*Exercise brief*. Lines holding the string "color" are the ones to copy from this listing.

*Given data*.
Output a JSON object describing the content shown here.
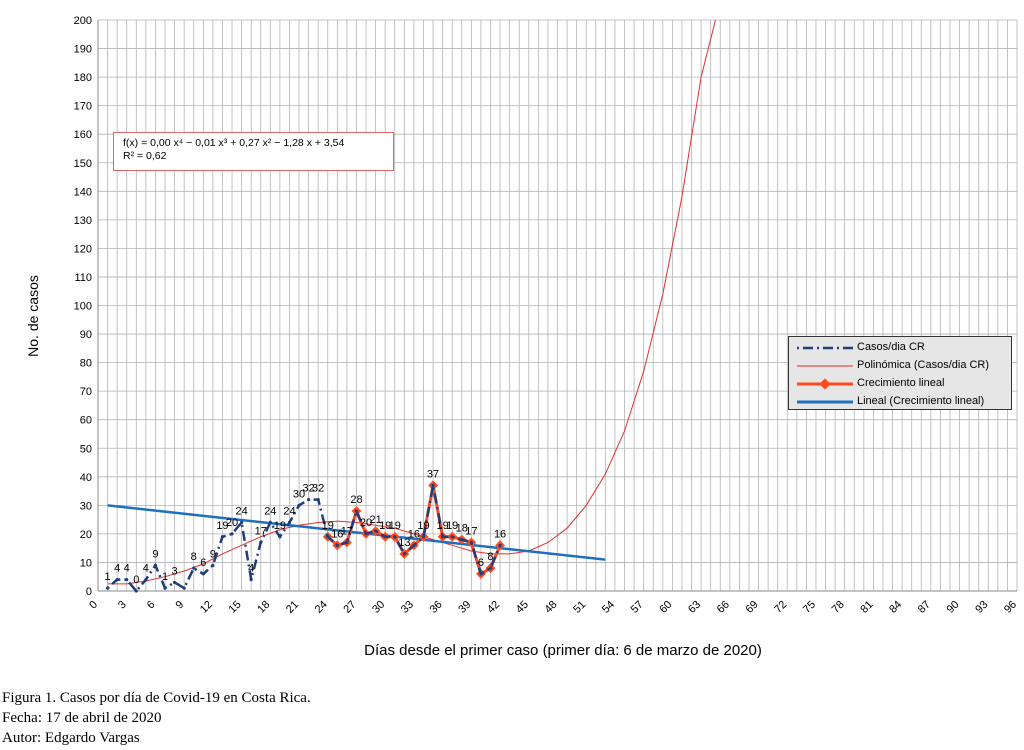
{
  "chart_data": {
    "type": "line",
    "title": "",
    "xlabel": "Días desde el primer caso (primer día: 6 de marzo de 2020)",
    "ylabel": "No. de casos",
    "xlim": [
      0,
      96
    ],
    "ylim": [
      0,
      200
    ],
    "x_ticks": [
      0,
      3,
      6,
      9,
      12,
      15,
      18,
      21,
      24,
      27,
      30,
      33,
      36,
      39,
      42,
      45,
      48,
      51,
      54,
      57,
      60,
      63,
      66,
      69,
      72,
      75,
      78,
      81,
      84,
      87,
      90,
      93,
      96
    ],
    "y_ticks": [
      0,
      10,
      20,
      30,
      40,
      50,
      60,
      70,
      80,
      90,
      100,
      110,
      120,
      130,
      140,
      150,
      160,
      170,
      180,
      190,
      200
    ],
    "grid": true,
    "legend_position": "right",
    "series": [
      {
        "name": "Casos/dia CR",
        "style": "dash-dot",
        "color": "#1f3f7a",
        "x": [
          1,
          2,
          3,
          4,
          5,
          6,
          7,
          8,
          9,
          10,
          11,
          12,
          13,
          14,
          15,
          16,
          17,
          18,
          19,
          20,
          21,
          22,
          23,
          24,
          25,
          26,
          27,
          28,
          29,
          30,
          31,
          32,
          33,
          34,
          35,
          36,
          37,
          38,
          39,
          40,
          41,
          42
        ],
        "values": [
          1,
          4,
          4,
          0,
          4,
          9,
          1,
          3,
          1,
          8,
          6,
          9,
          19,
          20,
          24,
          4,
          17,
          24,
          19,
          24,
          30,
          32,
          32,
          19,
          16,
          17,
          28,
          20,
          21,
          19,
          19,
          13,
          16,
          19,
          37,
          19,
          19,
          18,
          17,
          6,
          8,
          16
        ]
      },
      {
        "name": "Polinómica (Casos/dia CR)",
        "style": "line",
        "color": "#e03030",
        "x": [
          1,
          3,
          5,
          7,
          9,
          11,
          13,
          15,
          17,
          19,
          21,
          23,
          25,
          27,
          29,
          31,
          33,
          35,
          37,
          39,
          41,
          43,
          45,
          47,
          49,
          51,
          53,
          55,
          57,
          59,
          61,
          63,
          64.5
        ],
        "values": [
          2.5,
          2.5,
          3.5,
          5,
          7,
          9.5,
          13,
          16,
          19,
          21.5,
          23,
          24,
          24.5,
          24,
          23,
          22,
          20,
          18,
          16,
          14,
          13,
          13,
          14,
          17,
          22,
          30,
          41,
          56,
          77,
          104,
          138,
          180,
          200
        ]
      },
      {
        "name": "Crecimiento lineal",
        "style": "marker-line",
        "color": "#ff4a1f",
        "x": [
          24,
          25,
          26,
          27,
          28,
          29,
          30,
          31,
          32,
          33,
          34,
          35,
          36,
          37,
          38,
          39,
          40,
          41,
          42
        ],
        "values": [
          19,
          16,
          17,
          28,
          20,
          21,
          19,
          19,
          13,
          16,
          19,
          37,
          19,
          19,
          18,
          17,
          6,
          8,
          16
        ]
      },
      {
        "name": "Lineal (Crecimiento lineal)",
        "style": "line",
        "color": "#1f6fbf",
        "x": [
          1,
          53
        ],
        "values": [
          30,
          11
        ]
      }
    ],
    "data_labels": [
      {
        "x": 1,
        "y": 1,
        "text": "1"
      },
      {
        "x": 2,
        "y": 4,
        "text": "4"
      },
      {
        "x": 3,
        "y": 4,
        "text": "4"
      },
      {
        "x": 4,
        "y": 0,
        "text": "0"
      },
      {
        "x": 5,
        "y": 4,
        "text": "4"
      },
      {
        "x": 6,
        "y": 9,
        "text": "9"
      },
      {
        "x": 7,
        "y": 1,
        "text": "1"
      },
      {
        "x": 8,
        "y": 3,
        "text": "3"
      },
      {
        "x": 10,
        "y": 8,
        "text": "8"
      },
      {
        "x": 11,
        "y": 6,
        "text": "6"
      },
      {
        "x": 12,
        "y": 9,
        "text": "9"
      },
      {
        "x": 13,
        "y": 19,
        "text": "19"
      },
      {
        "x": 14,
        "y": 20,
        "text": "20"
      },
      {
        "x": 15,
        "y": 24,
        "text": "24"
      },
      {
        "x": 16,
        "y": 4,
        "text": "4"
      },
      {
        "x": 17,
        "y": 17,
        "text": "17"
      },
      {
        "x": 18,
        "y": 24,
        "text": "24"
      },
      {
        "x": 19,
        "y": 19,
        "text": "19"
      },
      {
        "x": 20,
        "y": 24,
        "text": "24"
      },
      {
        "x": 21,
        "y": 30,
        "text": "30"
      },
      {
        "x": 22,
        "y": 32,
        "text": "32"
      },
      {
        "x": 23,
        "y": 32,
        "text": "32"
      },
      {
        "x": 24,
        "y": 19,
        "text": "19"
      },
      {
        "x": 25,
        "y": 16,
        "text": "16"
      },
      {
        "x": 26,
        "y": 17,
        "text": "17"
      },
      {
        "x": 27,
        "y": 28,
        "text": "28"
      },
      {
        "x": 28,
        "y": 20,
        "text": "20"
      },
      {
        "x": 29,
        "y": 21,
        "text": "21"
      },
      {
        "x": 30,
        "y": 19,
        "text": "19"
      },
      {
        "x": 31,
        "y": 19,
        "text": "19"
      },
      {
        "x": 32,
        "y": 13,
        "text": "13"
      },
      {
        "x": 33,
        "y": 16,
        "text": "16"
      },
      {
        "x": 34,
        "y": 19,
        "text": "19"
      },
      {
        "x": 35,
        "y": 37,
        "text": "37"
      },
      {
        "x": 36,
        "y": 19,
        "text": "19"
      },
      {
        "x": 37,
        "y": 19,
        "text": "19"
      },
      {
        "x": 38,
        "y": 18,
        "text": "18"
      },
      {
        "x": 39,
        "y": 17,
        "text": "17"
      },
      {
        "x": 40,
        "y": 6,
        "text": "6"
      },
      {
        "x": 41,
        "y": 8,
        "text": "8"
      },
      {
        "x": 42,
        "y": 16,
        "text": "16"
      }
    ],
    "trendline_equation": "f(x) = 0,00 x⁴ − 0,01 x³ + 0,27 x² − 1,28 x + 3,54",
    "trendline_r2": "R² = 0,62"
  },
  "caption": {
    "line1": "Figura 1. Casos por día de Covid-19 en Costa Rica.",
    "line2": "Fecha: 17 de abril de 2020",
    "line3": "Autor: Edgardo Vargas"
  }
}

*Exercise output*.
        "color": "#1f3f7a",
        "color": "#e03030",
        "color": "#ff4a1f",
        "color": "#1f6fbf",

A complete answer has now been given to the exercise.